◆ À vous: D'après le texte ci-dessous sur les règles du crédit immobilier, quand la proposition de loi n° 2652 a-t-elle été retirée ?

◆ Extrait fourni:
Le rapport écarte par ailleurs deux fausses bonnes idées régulièrement évoquées : la portabilité et la transférabilité des crédits (qui compromettraient la gestion actif-passif et le taux fixe long), et la généralisation du crédit in fine (plus coûteux et plus risqué, marginal à 3,4 % de la production sur le premier semestre 2025).
2. Le front interne : la règle des 35 % maintenue, l’assouplissement repoussé
En parallèle, le débat franco-français sur les normes du HCSF a connu son épilogue, pour l’instant.
Rappel du cadre, contraignant depuis le 1er janvier 2022 : taux d’effort plafonné à 35 % (assurance emprunteur incluse), durée maximale de 25 ans (27 ans en VEFA ou travaux), et marge de flexibilité de 20 % de la production trimestrielle pour les dossiers dérogatoires.
La proposition de loi n° 2652, déposée le 14 avril 2026 par le député Lionel Causse (Renaissance) et cosignée par une dizaine de parlementaires, ne supprimait pas la règle des 35 % : elle ouvrait une voie de dérogation fondée sur le reste à vivre et proposait d’ouvrir la gouvernance du HCSF aux parlementaires. Son auteur estimait pouvoir débloquer « 10 à 15 % » des demandes refusées à des emprunteurs pourtant solvables.
Le texte a été examiné en première lecture le 29 avril. Il a été retiré dans la nuit du 29 au 30 avril 2026. Deux raisons à cela. D’abord, l’opposition frontale de la Banque de France et de la BCE. Ensuite, les amendements avaient éloigné le texte de sa logique initiale. Le débat s’était recentré sur la composition du HCSF.
Cet échec prolonge la position affirmée par le HCSF en mars 2026 : maintien des règles. La marge de flexibilité reste d’ailleurs sous-utilisée (17,1 % au T4 2025). Le rapport CCSF du 11 juin confirme la cohérence des autorités. Certains membres ont appelé à réévaluer les normes selon le cycle économique. La Banque de France juge qu’une telle révision irait à l’encontre de la nature structurelle de la norme.

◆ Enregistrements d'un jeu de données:
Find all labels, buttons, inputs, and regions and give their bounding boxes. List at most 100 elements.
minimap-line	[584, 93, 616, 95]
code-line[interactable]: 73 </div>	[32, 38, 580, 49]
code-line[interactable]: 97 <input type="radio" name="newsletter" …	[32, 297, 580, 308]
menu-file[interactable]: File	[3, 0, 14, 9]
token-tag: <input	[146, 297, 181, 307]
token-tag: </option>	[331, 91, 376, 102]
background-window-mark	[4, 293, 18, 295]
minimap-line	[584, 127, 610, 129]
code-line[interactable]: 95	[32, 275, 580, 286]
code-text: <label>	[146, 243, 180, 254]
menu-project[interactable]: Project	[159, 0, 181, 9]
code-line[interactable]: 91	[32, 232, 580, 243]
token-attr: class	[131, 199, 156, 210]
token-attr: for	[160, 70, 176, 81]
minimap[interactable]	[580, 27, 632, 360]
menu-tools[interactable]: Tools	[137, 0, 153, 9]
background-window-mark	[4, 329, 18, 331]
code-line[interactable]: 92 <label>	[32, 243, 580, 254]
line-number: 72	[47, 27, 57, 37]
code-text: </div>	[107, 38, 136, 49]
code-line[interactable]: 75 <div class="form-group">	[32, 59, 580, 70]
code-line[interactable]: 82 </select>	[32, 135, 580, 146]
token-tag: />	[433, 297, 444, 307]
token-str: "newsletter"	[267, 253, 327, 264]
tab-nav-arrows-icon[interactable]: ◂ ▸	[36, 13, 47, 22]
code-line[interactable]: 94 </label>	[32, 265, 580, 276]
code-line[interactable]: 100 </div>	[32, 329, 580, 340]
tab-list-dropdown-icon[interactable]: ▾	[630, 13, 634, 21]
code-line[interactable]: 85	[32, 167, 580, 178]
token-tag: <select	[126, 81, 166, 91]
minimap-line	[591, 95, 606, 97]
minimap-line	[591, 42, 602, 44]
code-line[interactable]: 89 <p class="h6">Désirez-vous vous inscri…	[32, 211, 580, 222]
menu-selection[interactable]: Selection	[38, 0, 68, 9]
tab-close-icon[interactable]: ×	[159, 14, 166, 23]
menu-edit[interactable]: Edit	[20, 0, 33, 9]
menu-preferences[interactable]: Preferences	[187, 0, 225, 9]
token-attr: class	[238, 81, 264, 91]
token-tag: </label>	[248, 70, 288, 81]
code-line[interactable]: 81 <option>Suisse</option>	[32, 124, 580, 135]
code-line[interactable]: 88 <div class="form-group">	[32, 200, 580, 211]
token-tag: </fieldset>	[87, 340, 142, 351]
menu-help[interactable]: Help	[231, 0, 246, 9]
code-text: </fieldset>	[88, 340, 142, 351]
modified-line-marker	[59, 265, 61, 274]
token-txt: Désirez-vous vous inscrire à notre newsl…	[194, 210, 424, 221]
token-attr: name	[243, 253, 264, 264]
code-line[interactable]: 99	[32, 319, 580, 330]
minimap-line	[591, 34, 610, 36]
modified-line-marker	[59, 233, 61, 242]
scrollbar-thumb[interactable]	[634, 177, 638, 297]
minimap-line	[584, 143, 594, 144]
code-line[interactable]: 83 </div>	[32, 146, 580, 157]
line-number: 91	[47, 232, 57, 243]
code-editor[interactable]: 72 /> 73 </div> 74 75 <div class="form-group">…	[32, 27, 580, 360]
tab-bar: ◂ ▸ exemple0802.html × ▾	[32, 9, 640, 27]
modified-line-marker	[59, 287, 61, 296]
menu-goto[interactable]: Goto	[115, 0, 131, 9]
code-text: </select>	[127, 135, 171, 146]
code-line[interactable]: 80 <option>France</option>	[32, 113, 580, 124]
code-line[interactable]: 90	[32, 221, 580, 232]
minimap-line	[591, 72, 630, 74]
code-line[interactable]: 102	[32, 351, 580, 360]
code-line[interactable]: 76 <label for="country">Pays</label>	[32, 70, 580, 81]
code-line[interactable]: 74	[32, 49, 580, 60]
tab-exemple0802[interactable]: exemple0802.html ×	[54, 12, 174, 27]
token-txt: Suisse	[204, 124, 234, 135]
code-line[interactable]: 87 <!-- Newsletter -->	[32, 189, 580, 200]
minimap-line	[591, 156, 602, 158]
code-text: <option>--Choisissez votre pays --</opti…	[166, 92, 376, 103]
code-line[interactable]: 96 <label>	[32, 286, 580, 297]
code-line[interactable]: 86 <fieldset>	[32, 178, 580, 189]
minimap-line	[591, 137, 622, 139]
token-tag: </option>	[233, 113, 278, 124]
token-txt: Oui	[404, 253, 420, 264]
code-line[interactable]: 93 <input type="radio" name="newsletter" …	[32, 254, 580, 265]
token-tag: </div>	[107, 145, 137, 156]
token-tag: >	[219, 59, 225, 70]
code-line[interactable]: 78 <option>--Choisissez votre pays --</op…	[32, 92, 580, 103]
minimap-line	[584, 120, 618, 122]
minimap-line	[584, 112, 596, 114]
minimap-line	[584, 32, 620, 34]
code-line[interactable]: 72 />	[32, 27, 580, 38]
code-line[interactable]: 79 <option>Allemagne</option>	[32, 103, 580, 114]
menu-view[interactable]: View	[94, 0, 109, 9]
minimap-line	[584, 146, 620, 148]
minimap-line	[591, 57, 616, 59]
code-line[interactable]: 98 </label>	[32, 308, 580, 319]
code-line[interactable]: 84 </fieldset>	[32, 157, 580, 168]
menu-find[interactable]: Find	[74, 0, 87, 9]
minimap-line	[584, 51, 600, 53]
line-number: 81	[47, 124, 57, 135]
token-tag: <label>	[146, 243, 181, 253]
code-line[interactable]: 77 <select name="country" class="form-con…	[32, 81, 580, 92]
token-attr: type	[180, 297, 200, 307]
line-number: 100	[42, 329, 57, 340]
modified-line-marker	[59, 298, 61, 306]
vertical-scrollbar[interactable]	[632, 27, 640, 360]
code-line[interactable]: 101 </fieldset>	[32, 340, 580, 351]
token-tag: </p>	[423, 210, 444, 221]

◆ Réponse: Dans la nuit du 29 au 30 avril 2026.